**BLOCCO DI TESTO:**

Sebbene già da diverso tempo, diversi paesi in Europa consentano ai nascituri l’attribuzione del solo cognome della madre, da solo o in aggiunta a quello del padre (ad esempio, il sistema tedesco ha adottato la scelta congiunta del cognome familiare all’atto del matrimonio; quello spagnolo, la regola del doppio cognome; quello francese consente ai genitori di attribuire al proprio figlio sia il cognome paterno che quello materno, sia i loro due cognomi posti nell’ordine scelto da loro nel limite di un cognome per ciascuno), in Italia, fino alla decisione odierna della Consulta, la regola era quella dell'attribuzione del cognome paterno, sancita, per i figli nati fuori dal matrimonio, dall’art. 262 comma 1 del codice civile, in base al quale il figlio assume il cognome del genitore che lo ha riconosciuto e, nel caso in cui il riconoscimento avvenga contemporaneamente da parte di entrambi i genitori il figlio assume il cognome del padre.

**SEZIONE DATI:**
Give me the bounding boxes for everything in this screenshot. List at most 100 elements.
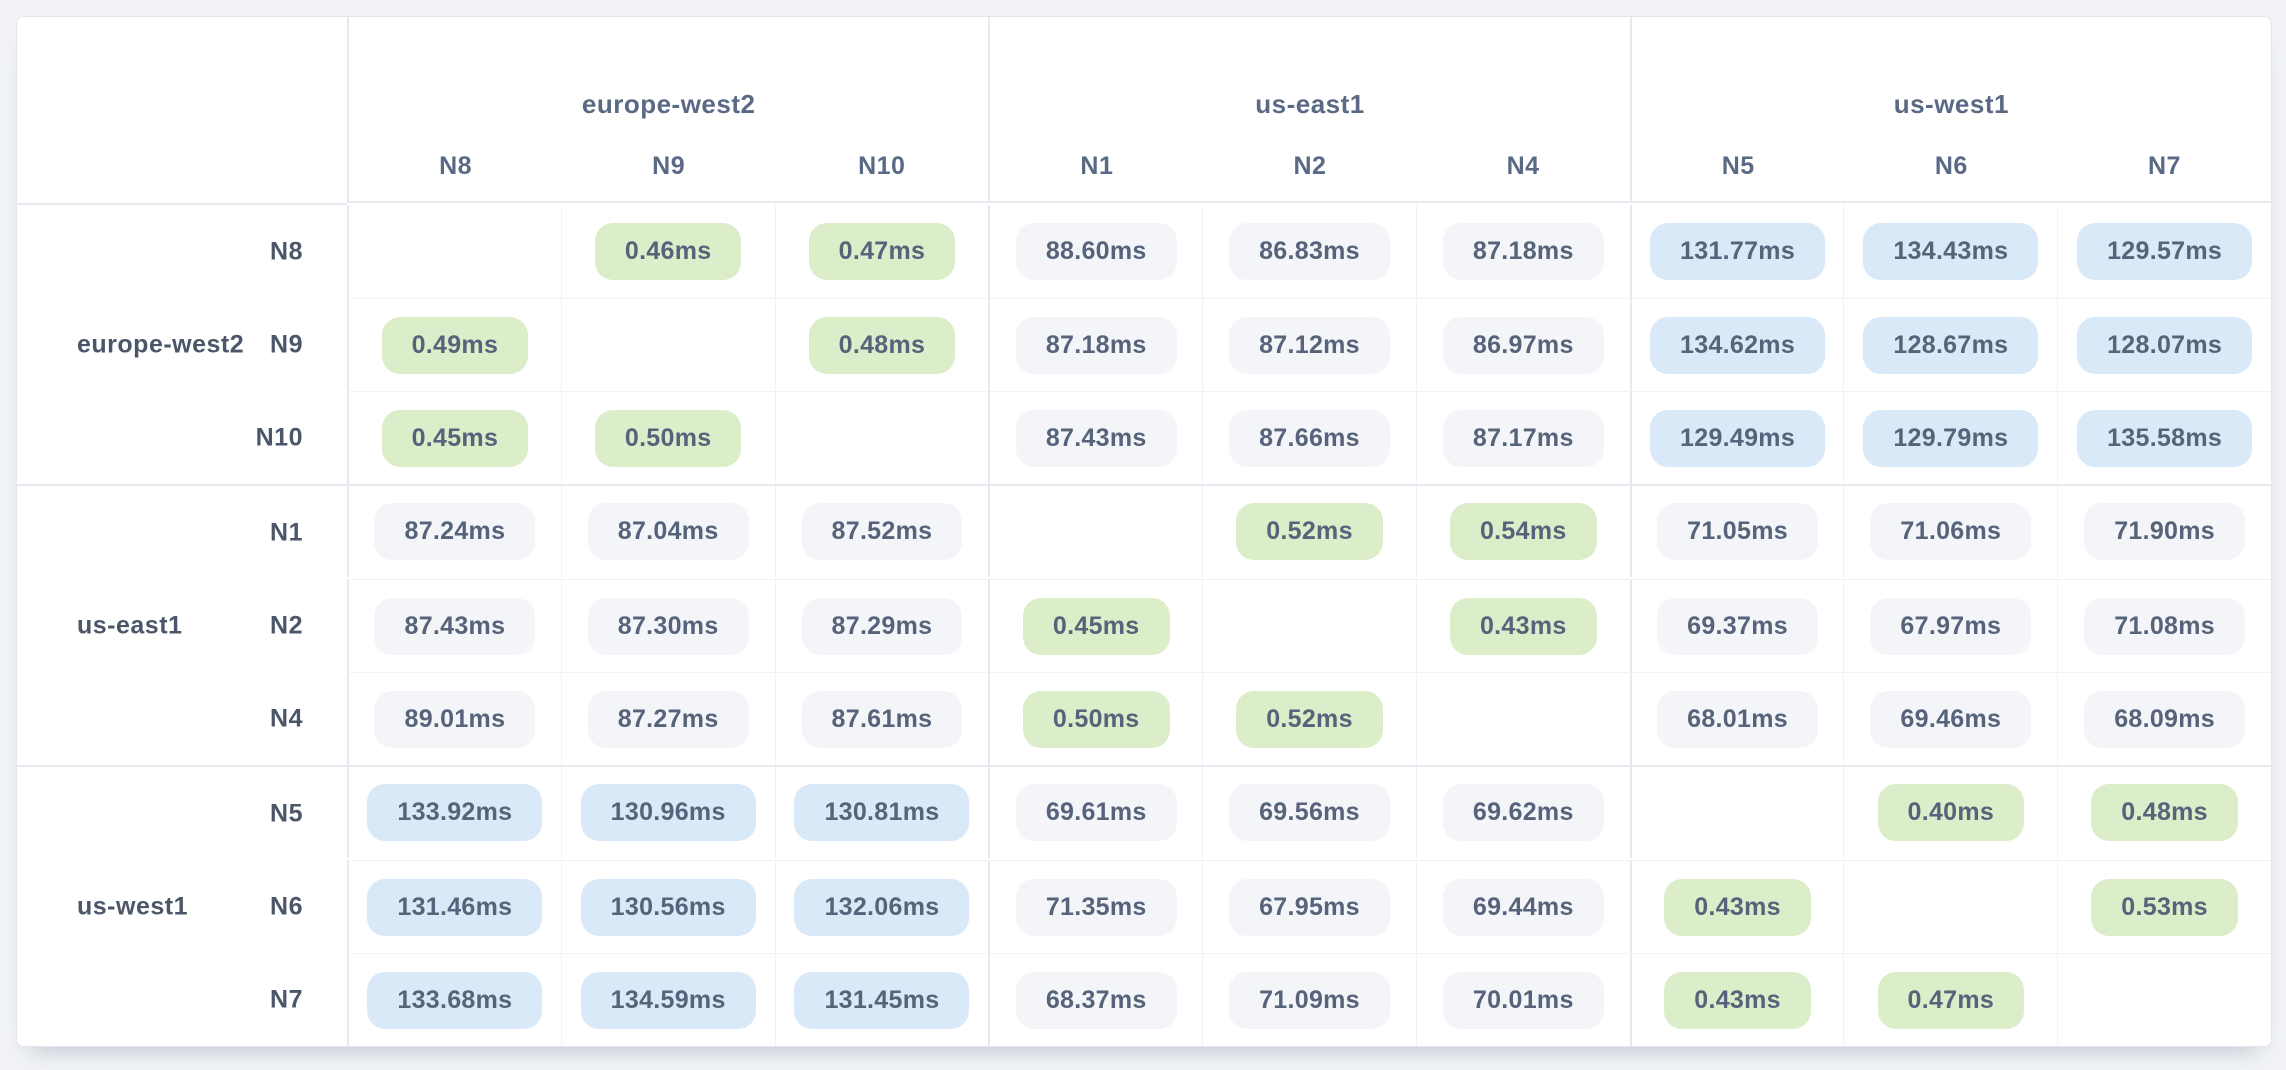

**AZIONI RICHIESTE:**
[a] Stabilisci se ciascuna affermazione concorda con il testo sul cognome dei figli, rispondendo sì o no e citando le parole decisive del testo: (i) il sistema spagnolo segue la regola del doppio cognome; (ii) il sistema tedesco permette ai genitori di scegliere l'ordine dei cognomi, uno per ciascuno; (iii) in Italia, se entrambi i genitori riconoscono il figlio contemporaneamente, il figlio prende il cognome del padre.
[b] Secondo il testo sul cognome dei figli, quale norma sanciva la regola del cognome paterno per i figli nati fuori dal matrimonio?
[c] Per favore, prosegui il testo sul cognome dei figli partendo dopo la sua ultima frase.

**LE RISPOSTE:**
[a]
(i) Sì: «quello spagnolo, la regola del doppio cognome».
(ii) No: «il sistema tedesco ha adottato la scelta congiunta del cognome familiare all’atto del matrimonio».
(iii) Sì: «nel caso in cui il riconoscimento avvenga contemporaneamente da parte di entrambi i genitori il figlio assume il cognome del padre».

[b] L’art. 262 comma 1 del codice civile.

[c]
La sentenza della Consulta
Con ricorso per la rettificazione di atto di stato civile presentato dinanzi al Tribunale di Bolzano ex art. 95, D.P.R. n. 396 del 2000 Tizio e Caia, fra loro non coniugati, chiedevano l'attribuzione del solo cognome materno alla figlia da loro riconosciuta contestualmente.
Il Tribunale di Bolzano con un’ordinanza di remissione del 17 ottobre 2019, n. 78 aveva sollevato dinanzi alla Consulta questione di legittimità costituzionale rispetto all'art. 262, primo comma, codice civile, nella parte in cui non consente ai genitori, di comune accordo, di trasmettere al figlio, al momento della nascita, il solo cognome materno per violazione delle disposizioni della Costituzione: articoli 2, 3, intesi quale tutela dell'identità personale e riconoscimento dell'uguaglianza tra la donna e l'uomo (cfr. art. 29, eguaglianza morale e giuridica dei coniugi); articolo 11 e 117, comma 1, Costituzione rispetto agli articoli 8 e 14 della Convenzione europea per la salvaguardia dei diritti dell'uomo e delle libertà fondamentali intesi quali tutela della vita privata e familiare e divieto di discriminazione, articolo 11 e 117, comma 1, Costituzione rispetto agli articoli 7 e 21 della Carta dei diritti fondamentali dell'Unione europea intesi quali rispetto della vita privata e della vita familiare e divieto di discriminazione.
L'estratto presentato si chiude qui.